- WHAT IS BEING ASKED -
Reproduce every record exactly as it appears, but not the pictures.

- EXTRACTED DATA -

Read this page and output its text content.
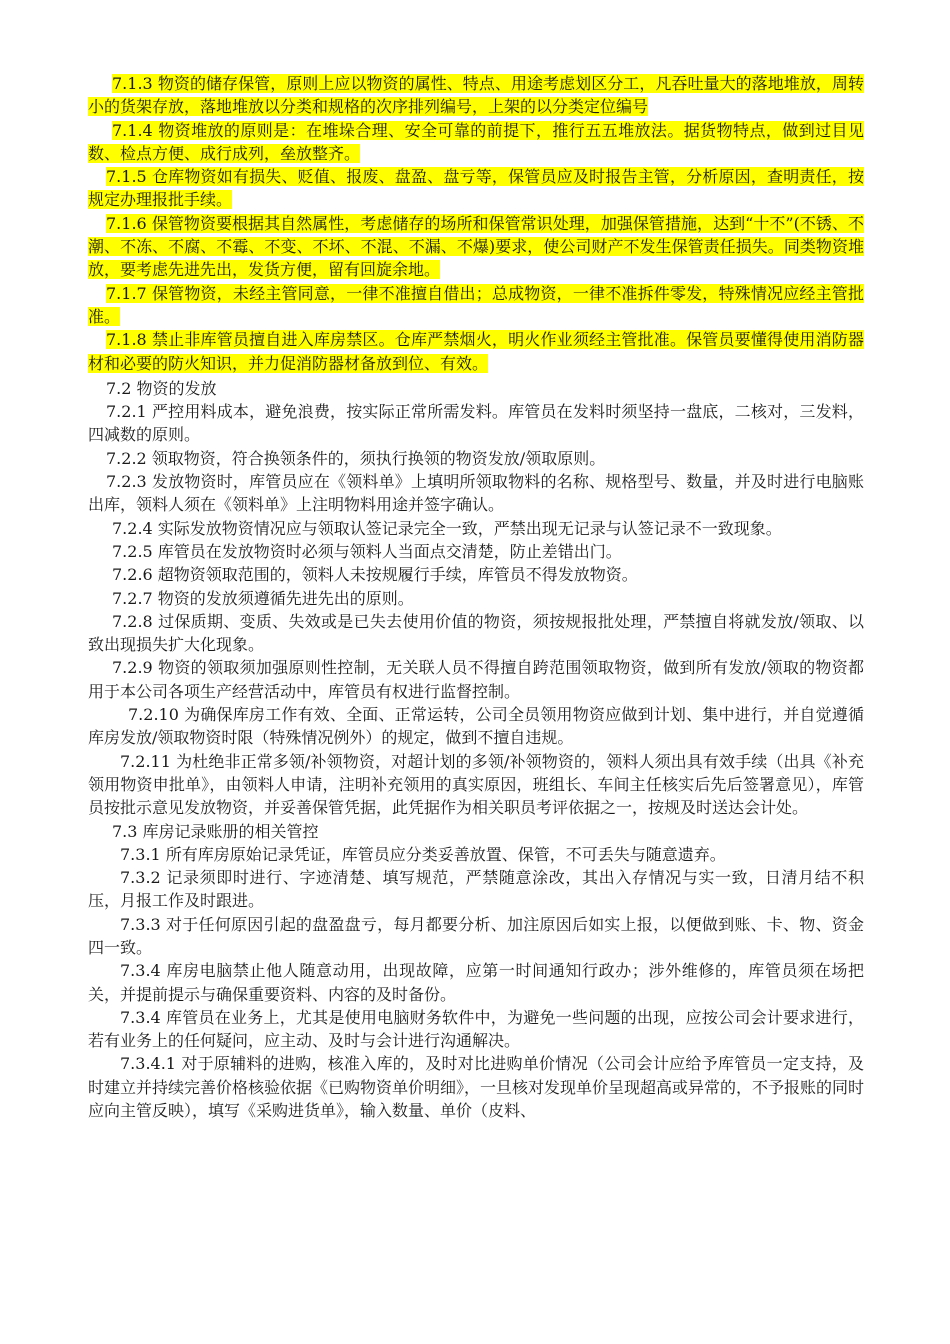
7.1.3 物资的储存保管，原则上应以物资的属性、特点、用途考虑划区分工，凡吞吐量大的落地堆放，周转小的货架存放，落地堆放以分类和规格的次序排列编号，上架的以分类定位编号

7.1.4 物资堆放的原则是：在堆垛合理、安全可靠的前提下，推行五五堆放法。据货物特点，做到过目见数、检点方便、成行成列，垒放整齐。

7.1.5 仓库物资如有损失、贬值、报废、盘盈、盘亏等，保管员应及时报告主管，分析原因，查明责任，按规定办理报批手续。

7.1.6 保管物资要根据其自然属性，考虑储存的场所和保管常识处理，加强保管措施，达到“十不”(不锈、不潮、不冻、不腐、不霉、不变、不坏、不混、不漏、不爆)要求，使公司财产不发生保管责任损失。同类物资堆放，要考虑先进先出，发货方便，留有回旋余地。

7.1.7 保管物资，未经主管同意，一律不准擅自借出；总成物资，一律不准拆件零发，特殊情况应经主管批准。

7.1.8 禁止非库管员擅自进入库房禁区。仓库严禁烟火，明火作业须经主管批准。保管员要懂得使用消防器材和必要的防火知识，并力促消防器材备放到位、有效。

7.2 物资的发放

7.2.1 严控用料成本，避免浪费，按实际正常所需发料。库管员在发料时须坚持一盘底，二核对，三发料，四减数的原则。

7.2.2 领取物资，符合换领条件的，须执行换领的物资发放/领取原则。

7.2.3 发放物资时，库管员应在《领料单》上填明所领取物料的名称、规格型号、数量，并及时进行电脑账出库，领料人须在《领料单》上注明物料用途并签字确认。

7.2.4 实际发放物资情况应与领取认签记录完全一致，严禁出现无记录与认签记录不一致现象。

7.2.5 库管员在发放物资时必须与领料人当面点交清楚，防止差错出门。

7.2.6 超物资领取范围的，领料人未按规履行手续，库管员不得发放物资。

7.2.7 物资的发放须遵循先进先出的原则。

7.2.8 过保质期、变质、失效或是已失去使用价值的物资，须按规报批处理，严禁擅自将就发放/领取、以致出现损失扩大化现象。

7.2.9 物资的领取须加强原则性控制，无关联人员不得擅自跨范围领取物资，做到所有发放/领取的物资都用于本公司各项生产经营活动中，库管员有权进行监督控制。

7.2.10 为确保库房工作有效、全面、正常运转，公司全员领用物资应做到计划、集中进行，并自觉遵循库房发放/领取物资时限（特殊情况例外）的规定，做到不擅自违规。

7.2.11 为杜绝非正常多领/补领物资，对超计划的多领/补领物资的，领料人须出具有效手续（出具《补充领用物资申批单》，由领料人申请，注明补充领用的真实原因，班组长、车间主任核实后先后签署意见），库管员按批示意见发放物资，并妥善保管凭据，此凭据作为相关职员考评依据之一，按规及时送达会计处。

7.3 库房记录账册的相关管控

7.3.1 所有库房原始记录凭证，库管员应分类妥善放置、保管，不可丢失与随意遗弃。

7.3.2 记录须即时进行、字迹清楚、填写规范，严禁随意涂改，其出入存情况与实一致，日清月结不积压，月报工作及时跟进。

7.3.3 对于任何原因引起的盘盈盘亏，每月都要分析、加注原因后如实上报，以便做到账、卡、物、资金四一致。

7.3.4 库房电脑禁止他人随意动用，出现故障，应第一时间通知行政办；涉外维修的，库管员须在场把关，并提前提示与确保重要资料、内容的及时备份。

7.3.4 库管员在业务上，尤其是使用电脑财务软件中，为避免一些问题的出现，应按公司会计要求进行，若有业务上的任何疑问，应主动、及时与会计进行沟通解决。

7.3.4.1 对于原辅料的进购，核准入库的，及时对比进购单价情况（公司会计应给予库管员一定支持，及时建立并持续完善价格核验依据《已购物资单价明细》，一旦核对发现单价呈现超高或异常的，不予报账的同时应向主管反映），填写《采购进货单》，输入数量、单价（皮料、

- REPLY -
Read this page and output its text content.
7.1.3 物资的储存保管，原则上应以物资的属性、特点、用途考虑划区分工，凡吞吐量大的落地堆放，周转小的货架存放，落地堆放以分类和规格的次序排列编号，上架的以分类定位编号

7.1.4 物资堆放的原则是：在堆垛合理、安全可靠的前提下，推行五五堆放法。据货物特点，做到过目见数、检点方便、成行成列，垒放整齐。

7.1.5 仓库物资如有损失、贬值、报废、盘盈、盘亏等，保管员应及时报告主管，分析原因，查明责任，按规定办理报批手续。

7.1.6 保管物资要根据其自然属性，考虑储存的场所和保管常识处理，加强保管措施，达到“十不”(不锈、不潮、不冻、不腐、不霉、不变、不坏、不混、不漏、不爆)要求，使公司财产不发生保管责任损失。同类物资堆放，要考虑先进先出，发货方便，留有回旋余地。

7.1.7 保管物资，未经主管同意，一律不准擅自借出；总成物资，一律不准拆件零发，特殊情况应经主管批准。

7.1.8 禁止非库管员擅自进入库房禁区。仓库严禁烟火，明火作业须经主管批准。保管员要懂得使用消防器材和必要的防火知识，并力促消防器材备放到位、有效。

7.2 物资的发放

7.2.1 严控用料成本，避免浪费，按实际正常所需发料。库管员在发料时须坚持一盘底，二核对，三发料，四减数的原则。

7.2.2 领取物资，符合换领条件的，须执行换领的物资发放/领取原则。

7.2.3 发放物资时，库管员应在《领料单》上填明所领取物料的名称、规格型号、数量，并及时进行电脑账出库，领料人须在《领料单》上注明物料用途并签字确认。

7.2.4 实际发放物资情况应与领取认签记录完全一致，严禁出现无记录与认签记录不一致现象。

7.2.5 库管员在发放物资时必须与领料人当面点交清楚，防止差错出门。

7.2.6 超物资领取范围的，领料人未按规履行手续，库管员不得发放物资。

7.2.7 物资的发放须遵循先进先出的原则。

7.2.8 过保质期、变质、失效或是已失去使用价值的物资，须按规报批处理，严禁擅自将就发放/领取、以致出现损失扩大化现象。

7.2.9 物资的领取须加强原则性控制，无关联人员不得擅自跨范围领取物资，做到所有发放/领取的物资都用于本公司各项生产经营活动中，库管员有权进行监督控制。

7.2.10 为确保库房工作有效、全面、正常运转，公司全员领用物资应做到计划、集中进行，并自觉遵循库房发放/领取物资时限（特殊情况例外）的规定，做到不擅自违规。

7.2.11 为杜绝非正常多领/补领物资，对超计划的多领/补领物资的，领料人须出具有效手续（出具《补充领用物资申批单》，由领料人申请，注明补充领用的真实原因，班组长、车间主任核实后先后签署意见），库管员按批示意见发放物资，并妥善保管凭据，此凭据作为相关职员考评依据之一，按规及时送达会计处。

7.3 库房记录账册的相关管控

7.3.1 所有库房原始记录凭证，库管员应分类妥善放置、保管，不可丢失与随意遗弃。

7.3.2 记录须即时进行、字迹清楚、填写规范，严禁随意涂改，其出入存情况与实一致，日清月结不积压，月报工作及时跟进。

7.3.3 对于任何原因引起的盘盈盘亏，每月都要分析、加注原因后如实上报，以便做到账、卡、物、资金四一致。

7.3.4 库房电脑禁止他人随意动用，出现故障，应第一时间通知行政办；涉外维修的，库管员须在场把关，并提前提示与确保重要资料、内容的及时备份。

7.3.4 库管员在业务上，尤其是使用电脑财务软件中，为避免一些问题的出现，应按公司会计要求进行，若有业务上的任何疑问，应主动、及时与会计进行沟通解决。

7.3.4.1 对于原辅料的进购，核准入库的，及时对比进购单价情况（公司会计应给予库管员一定支持，及时建立并持续完善价格核验依据《已购物资单价明细》，一旦核对发现单价呈现超高或异常的，不予报账的同时应向主管反映），填写《采购进货单》，输入数量、单价（皮料、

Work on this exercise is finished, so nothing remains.